● What is expected: Collect every line below that contains the word "dess".

--- START OF Data for this exercise ---

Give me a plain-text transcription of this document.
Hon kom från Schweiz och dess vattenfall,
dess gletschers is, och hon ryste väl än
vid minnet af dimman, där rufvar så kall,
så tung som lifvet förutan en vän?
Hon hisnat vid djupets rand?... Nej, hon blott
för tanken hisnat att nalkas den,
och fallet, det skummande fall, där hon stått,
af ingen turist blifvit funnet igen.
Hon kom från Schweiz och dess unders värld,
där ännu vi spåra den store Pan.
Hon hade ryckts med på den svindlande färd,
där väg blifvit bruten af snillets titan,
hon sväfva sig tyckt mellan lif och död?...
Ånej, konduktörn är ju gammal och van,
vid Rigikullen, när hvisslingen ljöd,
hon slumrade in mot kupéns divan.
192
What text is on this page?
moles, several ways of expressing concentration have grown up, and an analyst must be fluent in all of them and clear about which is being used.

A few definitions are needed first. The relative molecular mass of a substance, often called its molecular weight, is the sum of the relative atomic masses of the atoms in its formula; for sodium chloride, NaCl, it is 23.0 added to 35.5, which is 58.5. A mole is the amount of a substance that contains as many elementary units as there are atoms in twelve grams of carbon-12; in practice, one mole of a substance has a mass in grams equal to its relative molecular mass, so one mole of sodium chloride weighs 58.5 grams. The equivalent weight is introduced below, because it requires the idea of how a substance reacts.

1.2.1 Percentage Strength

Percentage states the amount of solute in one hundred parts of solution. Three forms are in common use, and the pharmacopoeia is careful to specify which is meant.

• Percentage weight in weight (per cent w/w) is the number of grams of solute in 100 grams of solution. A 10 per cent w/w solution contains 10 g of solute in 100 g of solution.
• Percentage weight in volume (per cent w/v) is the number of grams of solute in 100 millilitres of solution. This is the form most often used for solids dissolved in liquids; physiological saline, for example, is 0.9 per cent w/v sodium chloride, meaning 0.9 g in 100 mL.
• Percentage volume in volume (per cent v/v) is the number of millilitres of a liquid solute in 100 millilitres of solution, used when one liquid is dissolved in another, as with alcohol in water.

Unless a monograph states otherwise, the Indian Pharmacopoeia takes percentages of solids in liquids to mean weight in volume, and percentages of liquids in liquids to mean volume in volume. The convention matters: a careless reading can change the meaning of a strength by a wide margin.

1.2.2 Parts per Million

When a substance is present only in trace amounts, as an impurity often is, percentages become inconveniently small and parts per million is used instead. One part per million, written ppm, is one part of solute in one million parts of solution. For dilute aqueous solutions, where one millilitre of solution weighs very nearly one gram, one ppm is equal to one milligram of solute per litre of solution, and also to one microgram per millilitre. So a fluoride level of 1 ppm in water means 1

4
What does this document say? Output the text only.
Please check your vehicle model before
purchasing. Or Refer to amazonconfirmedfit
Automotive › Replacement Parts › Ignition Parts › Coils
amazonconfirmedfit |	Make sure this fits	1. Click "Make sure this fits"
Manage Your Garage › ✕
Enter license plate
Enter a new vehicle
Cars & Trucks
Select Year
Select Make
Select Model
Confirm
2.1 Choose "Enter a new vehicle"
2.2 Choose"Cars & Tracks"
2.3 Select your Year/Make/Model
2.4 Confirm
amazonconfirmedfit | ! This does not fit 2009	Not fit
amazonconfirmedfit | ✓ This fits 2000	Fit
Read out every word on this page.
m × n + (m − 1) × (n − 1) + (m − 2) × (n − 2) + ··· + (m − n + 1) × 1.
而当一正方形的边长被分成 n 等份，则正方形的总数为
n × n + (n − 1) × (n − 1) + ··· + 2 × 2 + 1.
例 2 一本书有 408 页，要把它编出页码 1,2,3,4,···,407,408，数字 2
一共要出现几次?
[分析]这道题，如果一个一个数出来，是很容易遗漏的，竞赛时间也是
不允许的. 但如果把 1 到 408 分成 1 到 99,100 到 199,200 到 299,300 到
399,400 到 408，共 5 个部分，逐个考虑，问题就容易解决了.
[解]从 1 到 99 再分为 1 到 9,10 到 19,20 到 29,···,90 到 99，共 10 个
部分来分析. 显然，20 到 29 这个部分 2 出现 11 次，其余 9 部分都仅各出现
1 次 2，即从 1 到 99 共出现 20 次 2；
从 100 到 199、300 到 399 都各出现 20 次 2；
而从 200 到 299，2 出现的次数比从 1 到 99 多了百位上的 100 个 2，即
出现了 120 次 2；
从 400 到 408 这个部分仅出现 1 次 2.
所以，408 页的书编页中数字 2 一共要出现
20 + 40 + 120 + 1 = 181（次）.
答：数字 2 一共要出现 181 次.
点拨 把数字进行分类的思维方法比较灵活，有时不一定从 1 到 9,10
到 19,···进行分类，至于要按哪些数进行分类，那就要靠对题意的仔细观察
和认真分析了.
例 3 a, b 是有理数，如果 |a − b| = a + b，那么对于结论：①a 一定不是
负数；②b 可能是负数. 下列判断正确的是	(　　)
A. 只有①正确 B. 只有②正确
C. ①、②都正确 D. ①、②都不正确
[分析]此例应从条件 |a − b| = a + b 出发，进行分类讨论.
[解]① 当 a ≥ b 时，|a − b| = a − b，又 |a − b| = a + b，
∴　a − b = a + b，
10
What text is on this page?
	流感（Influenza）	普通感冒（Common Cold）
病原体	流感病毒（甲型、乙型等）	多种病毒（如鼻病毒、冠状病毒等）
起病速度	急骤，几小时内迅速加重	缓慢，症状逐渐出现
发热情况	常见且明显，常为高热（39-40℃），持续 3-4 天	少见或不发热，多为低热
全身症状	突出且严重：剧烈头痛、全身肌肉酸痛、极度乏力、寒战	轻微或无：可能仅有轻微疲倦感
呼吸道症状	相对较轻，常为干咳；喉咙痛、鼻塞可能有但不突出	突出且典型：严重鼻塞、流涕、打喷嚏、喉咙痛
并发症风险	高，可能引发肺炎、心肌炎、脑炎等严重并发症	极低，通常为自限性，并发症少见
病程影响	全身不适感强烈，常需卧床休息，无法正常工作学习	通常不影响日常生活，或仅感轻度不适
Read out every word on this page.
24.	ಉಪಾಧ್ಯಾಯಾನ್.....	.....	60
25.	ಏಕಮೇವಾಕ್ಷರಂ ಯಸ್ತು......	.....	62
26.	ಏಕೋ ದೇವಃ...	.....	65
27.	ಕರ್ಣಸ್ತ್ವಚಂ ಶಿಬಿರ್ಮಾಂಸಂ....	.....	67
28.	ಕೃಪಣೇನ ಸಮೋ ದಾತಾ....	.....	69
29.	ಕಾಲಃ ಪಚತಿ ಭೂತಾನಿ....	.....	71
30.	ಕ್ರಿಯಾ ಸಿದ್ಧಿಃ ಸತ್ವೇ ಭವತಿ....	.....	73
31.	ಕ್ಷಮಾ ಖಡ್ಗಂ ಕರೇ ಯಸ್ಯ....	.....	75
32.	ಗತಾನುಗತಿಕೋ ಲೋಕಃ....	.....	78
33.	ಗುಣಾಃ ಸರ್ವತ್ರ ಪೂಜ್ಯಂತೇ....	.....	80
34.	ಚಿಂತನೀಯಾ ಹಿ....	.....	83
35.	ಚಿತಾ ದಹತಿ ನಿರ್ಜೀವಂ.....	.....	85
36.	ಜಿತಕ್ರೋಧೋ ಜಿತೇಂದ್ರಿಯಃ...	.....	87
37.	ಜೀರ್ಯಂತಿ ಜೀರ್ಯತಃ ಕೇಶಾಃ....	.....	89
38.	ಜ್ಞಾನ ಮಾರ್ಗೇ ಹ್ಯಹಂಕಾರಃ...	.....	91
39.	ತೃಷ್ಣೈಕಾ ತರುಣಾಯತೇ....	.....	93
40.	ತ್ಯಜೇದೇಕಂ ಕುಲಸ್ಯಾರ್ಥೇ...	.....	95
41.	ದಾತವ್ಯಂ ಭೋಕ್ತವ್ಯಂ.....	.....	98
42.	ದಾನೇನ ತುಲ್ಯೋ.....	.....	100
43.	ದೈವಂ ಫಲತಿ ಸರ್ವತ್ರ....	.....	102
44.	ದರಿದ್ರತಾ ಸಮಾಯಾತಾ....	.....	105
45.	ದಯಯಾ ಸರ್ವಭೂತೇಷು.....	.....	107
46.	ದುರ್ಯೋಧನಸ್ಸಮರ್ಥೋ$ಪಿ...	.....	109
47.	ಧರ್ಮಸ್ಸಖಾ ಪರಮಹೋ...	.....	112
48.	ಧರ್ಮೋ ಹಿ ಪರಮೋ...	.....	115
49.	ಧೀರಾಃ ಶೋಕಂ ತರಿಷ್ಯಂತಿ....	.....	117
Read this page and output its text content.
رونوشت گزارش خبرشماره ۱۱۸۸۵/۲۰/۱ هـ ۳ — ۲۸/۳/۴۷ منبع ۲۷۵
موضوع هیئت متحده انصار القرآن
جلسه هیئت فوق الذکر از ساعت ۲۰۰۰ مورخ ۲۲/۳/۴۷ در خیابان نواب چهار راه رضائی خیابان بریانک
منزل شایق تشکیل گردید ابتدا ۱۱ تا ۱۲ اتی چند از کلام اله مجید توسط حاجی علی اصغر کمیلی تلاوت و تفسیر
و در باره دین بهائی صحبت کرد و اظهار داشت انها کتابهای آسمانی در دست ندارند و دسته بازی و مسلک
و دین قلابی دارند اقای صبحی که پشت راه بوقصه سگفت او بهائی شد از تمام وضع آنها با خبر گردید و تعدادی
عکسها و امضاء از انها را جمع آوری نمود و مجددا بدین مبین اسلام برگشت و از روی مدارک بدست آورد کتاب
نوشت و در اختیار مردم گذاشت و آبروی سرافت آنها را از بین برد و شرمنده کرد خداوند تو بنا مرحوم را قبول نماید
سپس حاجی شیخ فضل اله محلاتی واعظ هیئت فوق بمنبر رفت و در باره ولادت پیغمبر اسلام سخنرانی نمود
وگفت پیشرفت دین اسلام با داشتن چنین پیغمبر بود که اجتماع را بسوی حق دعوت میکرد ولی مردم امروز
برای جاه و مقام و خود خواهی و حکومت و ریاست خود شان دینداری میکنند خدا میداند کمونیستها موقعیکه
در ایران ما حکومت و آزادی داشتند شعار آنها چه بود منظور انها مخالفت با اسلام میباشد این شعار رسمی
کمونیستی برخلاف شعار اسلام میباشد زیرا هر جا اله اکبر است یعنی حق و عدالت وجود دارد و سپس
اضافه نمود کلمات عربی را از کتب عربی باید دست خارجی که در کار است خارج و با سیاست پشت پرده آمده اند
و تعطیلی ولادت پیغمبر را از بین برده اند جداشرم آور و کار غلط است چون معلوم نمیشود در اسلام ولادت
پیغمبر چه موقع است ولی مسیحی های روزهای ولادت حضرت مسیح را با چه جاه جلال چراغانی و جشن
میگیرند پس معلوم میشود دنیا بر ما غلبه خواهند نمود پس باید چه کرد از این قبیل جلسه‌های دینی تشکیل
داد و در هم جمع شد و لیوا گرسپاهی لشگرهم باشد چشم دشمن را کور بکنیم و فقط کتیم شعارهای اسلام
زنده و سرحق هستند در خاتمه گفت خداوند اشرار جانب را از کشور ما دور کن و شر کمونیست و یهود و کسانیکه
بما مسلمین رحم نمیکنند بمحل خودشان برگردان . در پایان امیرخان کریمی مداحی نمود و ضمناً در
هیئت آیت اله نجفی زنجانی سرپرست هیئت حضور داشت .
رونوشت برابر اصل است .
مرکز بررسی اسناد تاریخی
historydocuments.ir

--- END OF Data for this exercise ---

● Problem solution:
Hon kom från Schweiz och dess vattenfall,
dess gletschers is, och hon ryste väl än
Hon kom från Schweiz och dess unders värld,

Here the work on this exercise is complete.